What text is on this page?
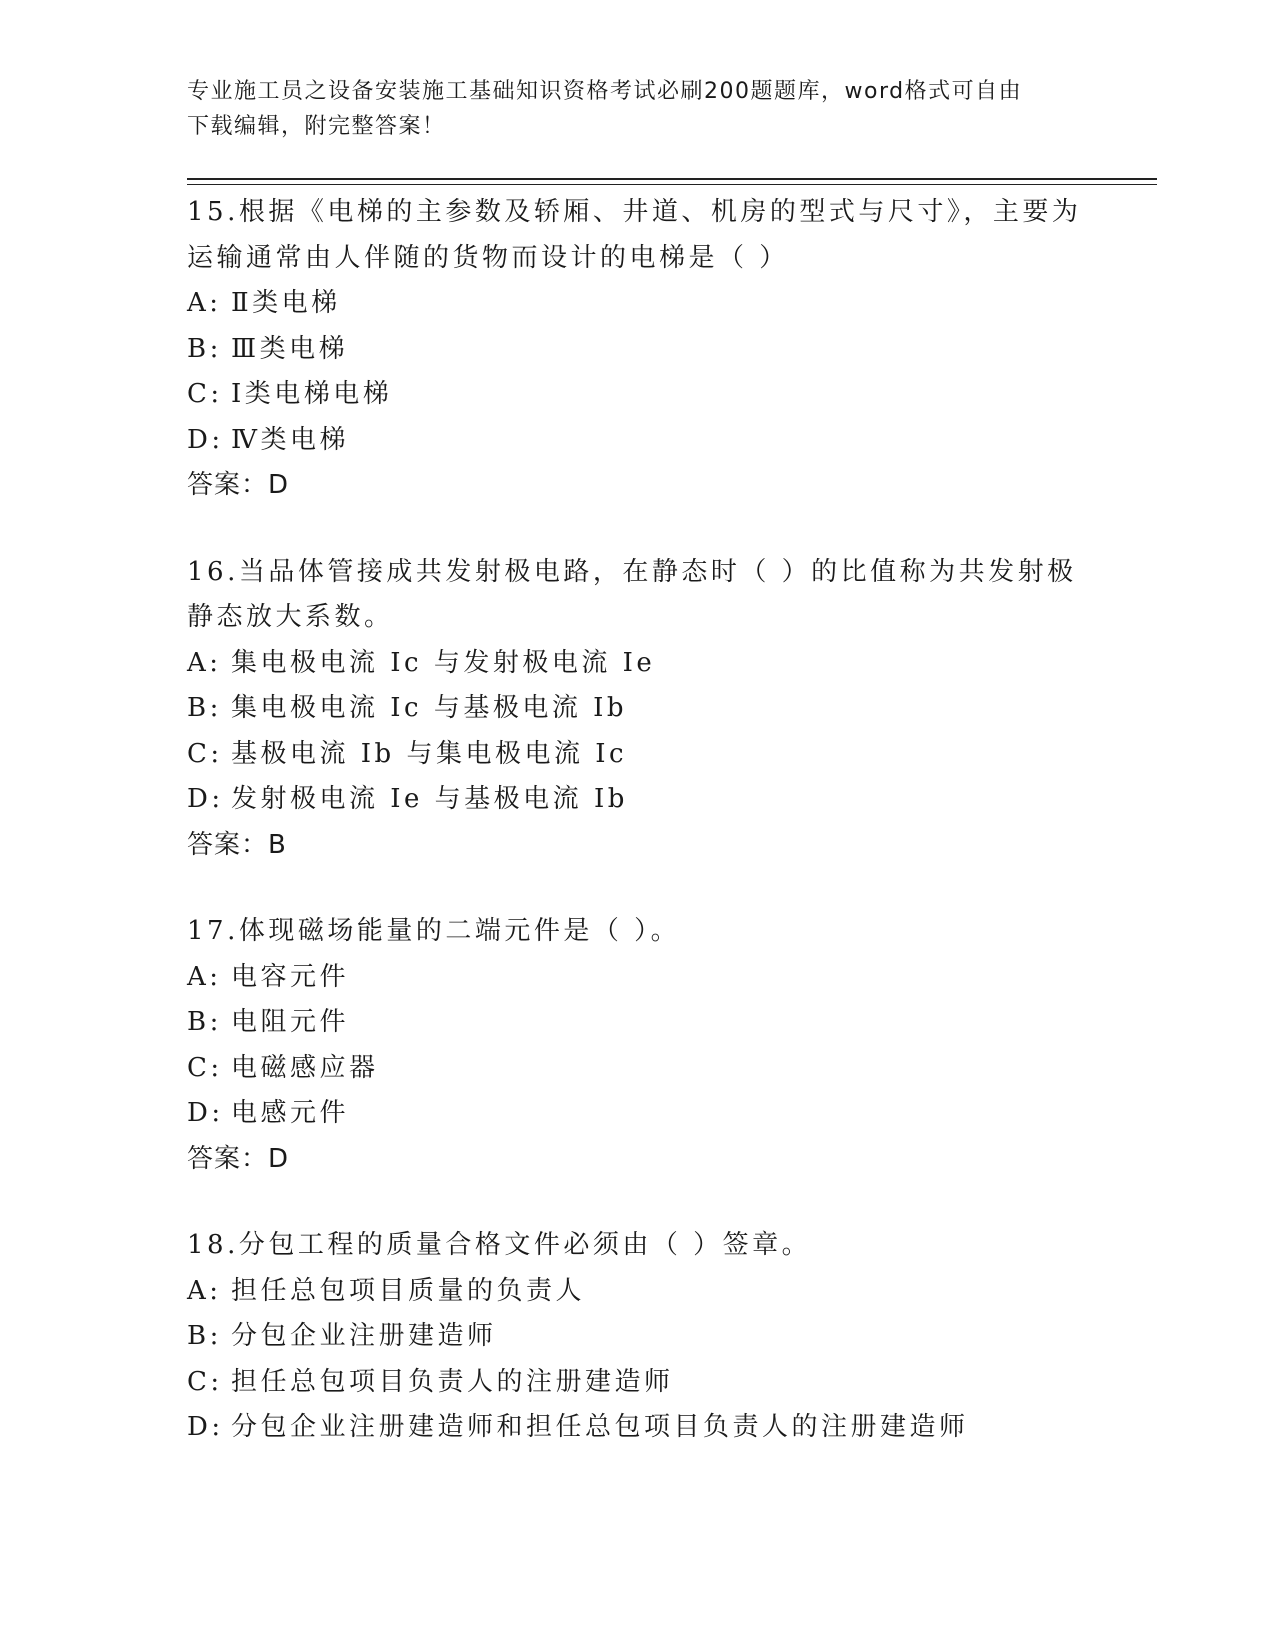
专业施工员之设备安装施工基础知识资格考试必刷200题题库，word格式可自由
下载编辑，附完整答案！
15.根据《电梯的主参数及轿厢、井道、机房的型式与尺寸》，主要为
运输通常由人伴随的货物而设计的电梯是（ ）
A: Ⅱ类电梯
B: Ⅲ类电梯
C: Ⅰ类电梯电梯
D: Ⅳ类电梯
答案：D
16.当品体管接成共发射极电路，在静态时（ ）的比值称为共发射极
静态放大系数。
A: 集电极电流 Ic 与发射极电流 Ie
B: 集电极电流 Ic 与基极电流 Ib
C: 基极电流 Ib 与集电极电流 Ic
D: 发射极电流 Ie 与基极电流 Ib
答案：B
17.体现磁场能量的二端元件是（ ）。
A: 电容元件
B: 电阻元件
C: 电磁感应器
D: 电感元件
答案：D
18.分包工程的质量合格文件必须由（ ）签章。
A: 担任总包项目质量的负责人
B: 分包企业注册建造师
C: 担任总包项目负责人的注册建造师
D: 分包企业注册建造师和担任总包项目负责人的注册建造师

## DO THIS
Collect each line holding the string "与基极电流".

## EXPECTED OUTPUT
B: 集电极电流 Ic 与基极电流 Ib
D: 发射极电流 Ie 与基极电流 Ib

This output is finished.